> _WHAT IS ASKED_:
Write out the data below in full. Keep it exact.

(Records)
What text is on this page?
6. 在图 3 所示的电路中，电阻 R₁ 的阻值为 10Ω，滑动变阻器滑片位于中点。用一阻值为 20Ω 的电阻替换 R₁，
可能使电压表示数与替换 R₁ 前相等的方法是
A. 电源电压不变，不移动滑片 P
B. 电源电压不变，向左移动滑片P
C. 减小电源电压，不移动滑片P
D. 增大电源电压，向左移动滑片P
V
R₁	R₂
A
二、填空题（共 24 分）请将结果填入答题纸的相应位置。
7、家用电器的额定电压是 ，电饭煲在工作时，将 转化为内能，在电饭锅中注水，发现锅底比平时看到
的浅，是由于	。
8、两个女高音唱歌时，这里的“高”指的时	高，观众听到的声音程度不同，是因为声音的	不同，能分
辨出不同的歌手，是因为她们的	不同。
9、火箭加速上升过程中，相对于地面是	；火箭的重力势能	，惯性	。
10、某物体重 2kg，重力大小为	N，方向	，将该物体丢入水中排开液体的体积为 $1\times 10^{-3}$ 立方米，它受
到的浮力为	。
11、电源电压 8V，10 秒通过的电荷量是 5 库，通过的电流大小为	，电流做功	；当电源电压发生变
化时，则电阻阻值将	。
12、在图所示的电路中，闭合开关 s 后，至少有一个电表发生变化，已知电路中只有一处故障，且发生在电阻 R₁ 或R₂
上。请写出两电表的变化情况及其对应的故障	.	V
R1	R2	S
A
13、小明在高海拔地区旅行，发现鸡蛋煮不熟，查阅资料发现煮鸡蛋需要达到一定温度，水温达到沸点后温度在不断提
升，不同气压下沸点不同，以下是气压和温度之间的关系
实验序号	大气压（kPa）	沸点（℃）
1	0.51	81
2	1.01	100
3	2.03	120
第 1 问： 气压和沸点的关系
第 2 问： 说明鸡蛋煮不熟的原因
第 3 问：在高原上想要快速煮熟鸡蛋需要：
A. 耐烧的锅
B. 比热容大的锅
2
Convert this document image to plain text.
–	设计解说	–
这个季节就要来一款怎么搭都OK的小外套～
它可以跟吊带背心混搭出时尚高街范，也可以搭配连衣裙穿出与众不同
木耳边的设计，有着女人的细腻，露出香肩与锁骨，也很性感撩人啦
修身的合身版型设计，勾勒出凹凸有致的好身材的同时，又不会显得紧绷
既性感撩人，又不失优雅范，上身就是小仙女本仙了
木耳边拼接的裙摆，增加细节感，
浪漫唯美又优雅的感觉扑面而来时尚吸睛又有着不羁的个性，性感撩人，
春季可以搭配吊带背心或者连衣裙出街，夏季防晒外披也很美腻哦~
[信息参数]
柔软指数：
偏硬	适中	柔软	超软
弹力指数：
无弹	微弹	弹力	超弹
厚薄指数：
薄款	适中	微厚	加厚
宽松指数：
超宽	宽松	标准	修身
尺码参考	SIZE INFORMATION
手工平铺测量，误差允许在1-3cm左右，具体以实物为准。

> _EXERCISE RESPONSE_:
What text is on this page?
6. 在图 3 所示的电路中，电阻 R₁ 的阻值为 10Ω，滑动变阻器滑片位于中点。用一阻值为 20Ω 的电阻替换 R₁，
可能使电压表示数与替换 R₁ 前相等的方法是
A. 电源电压不变，不移动滑片 P
B. 电源电压不变，向左移动滑片P
C. 减小电源电压，不移动滑片P
D. 增大电源电压，向左移动滑片P
V
R₁	R₂
A
二、填空题（共 24 分）请将结果填入答题纸的相应位置。
7、家用电器的额定电压是 ，电饭煲在工作时，将 转化为内能，在电饭锅中注水，发现锅底比平时看到
的浅，是由于	。
8、两个女高音唱歌时，这里的“高”指的时	高，观众听到的声音程度不同，是因为声音的	不同，能分
辨出不同的歌手，是因为她们的	不同。
9、火箭加速上升过程中，相对于地面是	；火箭的重力势能	，惯性	。
10、某物体重 2kg，重力大小为	N，方向	，将该物体丢入水中排开液体的体积为 $1\times 10^{-3}$ 立方米，它受
到的浮力为	。
11、电源电压 8V，10 秒通过的电荷量是 5 库，通过的电流大小为	，电流做功	；当电源电压发生变
化时，则电阻阻值将	。
12、在图所示的电路中，闭合开关 s 后，至少有一个电表发生变化，已知电路中只有一处故障，且发生在电阻 R₁ 或R₂
上。请写出两电表的变化情况及其对应的故障	.	V
R1	R2	S
A
13、小明在高海拔地区旅行，发现鸡蛋煮不熟，查阅资料发现煮鸡蛋需要达到一定温度，水温达到沸点后温度在不断提
升，不同气压下沸点不同，以下是气压和温度之间的关系
实验序号	大气压（kPa）	沸点（℃）
1	0.51	81
2	1.01	100
3	2.03	120
第 1 问： 气压和沸点的关系
第 2 问： 说明鸡蛋煮不熟的原因
第 3 问：在高原上想要快速煮熟鸡蛋需要：
A. 耐烧的锅
B. 比热容大的锅
2
Convert this document image to plain text.
–	设计解说	–
这个季节就要来一款怎么搭都OK的小外套～
它可以跟吊带背心混搭出时尚高街范，也可以搭配连衣裙穿出与众不同
木耳边的设计，有着女人的细腻，露出香肩与锁骨，也很性感撩人啦
修身的合身版型设计，勾勒出凹凸有致的好身材的同时，又不会显得紧绷
既性感撩人，又不失优雅范，上身就是小仙女本仙了
木耳边拼接的裙摆，增加细节感，
浪漫唯美又优雅的感觉扑面而来时尚吸睛又有着不羁的个性，性感撩人，
春季可以搭配吊带背心或者连衣裙出街，夏季防晒外披也很美腻哦~
[信息参数]
柔软指数：
偏硬	适中	柔软	超软
弹力指数：
无弹	微弹	弹力	超弹
厚薄指数：
薄款	适中	微厚	加厚
宽松指数：
超宽	宽松	标准	修身
尺码参考	SIZE INFORMATION
手工平铺测量，误差允许在1-3cm左右，具体以实物为准。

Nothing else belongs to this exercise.